- _Exercise task_
Rewrite the rows from the first one through the row containing "separator: · [628, 345, 641, 386]", changing every instance of "bookmark-icon" to "save-icon" and keeping everything else the same.

- _Rows excerpted from a collection_
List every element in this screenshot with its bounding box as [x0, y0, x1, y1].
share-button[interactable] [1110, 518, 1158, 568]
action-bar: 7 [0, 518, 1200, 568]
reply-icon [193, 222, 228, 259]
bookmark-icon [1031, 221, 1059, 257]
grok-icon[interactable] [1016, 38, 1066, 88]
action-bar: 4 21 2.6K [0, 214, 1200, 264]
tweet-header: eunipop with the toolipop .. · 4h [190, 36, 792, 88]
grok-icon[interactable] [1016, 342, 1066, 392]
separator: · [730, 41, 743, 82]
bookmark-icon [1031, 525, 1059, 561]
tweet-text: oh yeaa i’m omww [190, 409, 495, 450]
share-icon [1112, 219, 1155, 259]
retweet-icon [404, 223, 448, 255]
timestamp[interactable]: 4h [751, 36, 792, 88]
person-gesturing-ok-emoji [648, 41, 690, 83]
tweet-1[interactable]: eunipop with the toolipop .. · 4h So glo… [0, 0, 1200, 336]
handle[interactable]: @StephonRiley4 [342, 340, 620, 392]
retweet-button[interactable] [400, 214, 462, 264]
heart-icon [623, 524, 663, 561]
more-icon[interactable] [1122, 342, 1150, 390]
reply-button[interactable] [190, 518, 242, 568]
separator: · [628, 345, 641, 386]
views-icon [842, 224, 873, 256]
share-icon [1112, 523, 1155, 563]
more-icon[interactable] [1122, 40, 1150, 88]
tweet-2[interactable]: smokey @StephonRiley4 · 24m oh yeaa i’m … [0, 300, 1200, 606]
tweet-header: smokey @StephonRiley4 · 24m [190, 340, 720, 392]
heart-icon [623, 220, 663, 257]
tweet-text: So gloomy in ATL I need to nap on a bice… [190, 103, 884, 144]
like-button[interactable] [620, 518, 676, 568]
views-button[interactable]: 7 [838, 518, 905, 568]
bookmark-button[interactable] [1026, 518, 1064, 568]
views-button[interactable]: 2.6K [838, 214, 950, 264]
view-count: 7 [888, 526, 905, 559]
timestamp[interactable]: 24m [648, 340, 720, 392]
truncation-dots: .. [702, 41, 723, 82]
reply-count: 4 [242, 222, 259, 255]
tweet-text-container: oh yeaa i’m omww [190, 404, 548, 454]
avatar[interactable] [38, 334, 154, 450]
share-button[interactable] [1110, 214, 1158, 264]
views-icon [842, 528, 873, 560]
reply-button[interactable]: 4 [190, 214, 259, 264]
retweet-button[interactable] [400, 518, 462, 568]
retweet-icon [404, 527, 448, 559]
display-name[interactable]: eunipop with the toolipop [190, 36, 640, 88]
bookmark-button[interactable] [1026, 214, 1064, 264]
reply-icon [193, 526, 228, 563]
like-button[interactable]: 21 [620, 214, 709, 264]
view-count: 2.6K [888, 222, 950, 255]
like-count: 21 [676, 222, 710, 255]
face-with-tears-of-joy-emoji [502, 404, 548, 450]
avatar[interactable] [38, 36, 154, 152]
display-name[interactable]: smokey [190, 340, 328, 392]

- _Exercise output_
List every element in this screenshot with its bounding box as [x0, y0, x1, y1].
share-button[interactable] [1110, 518, 1158, 568]
action-bar: 7 [0, 518, 1200, 568]
reply-icon [193, 222, 228, 259]
save-icon [1031, 221, 1059, 257]
grok-icon[interactable] [1016, 38, 1066, 88]
action-bar: 4 21 2.6K [0, 214, 1200, 264]
tweet-header: eunipop with the toolipop .. · 4h [190, 36, 792, 88]
grok-icon[interactable] [1016, 342, 1066, 392]
separator: · [730, 41, 743, 82]
save-icon [1031, 525, 1059, 561]
tweet-text: oh yeaa i’m omww [190, 409, 495, 450]
share-icon [1112, 219, 1155, 259]
retweet-icon [404, 223, 448, 255]
timestamp[interactable]: 4h [751, 36, 792, 88]
person-gesturing-ok-emoji [648, 41, 690, 83]
tweet-1[interactable]: eunipop with the toolipop .. · 4h So glo… [0, 0, 1200, 336]
handle[interactable]: @StephonRiley4 [342, 340, 620, 392]
retweet-button[interactable] [400, 214, 462, 264]
heart-icon [623, 524, 663, 561]
more-icon[interactable] [1122, 342, 1150, 390]
reply-button[interactable] [190, 518, 242, 568]
separator: · [628, 345, 641, 386]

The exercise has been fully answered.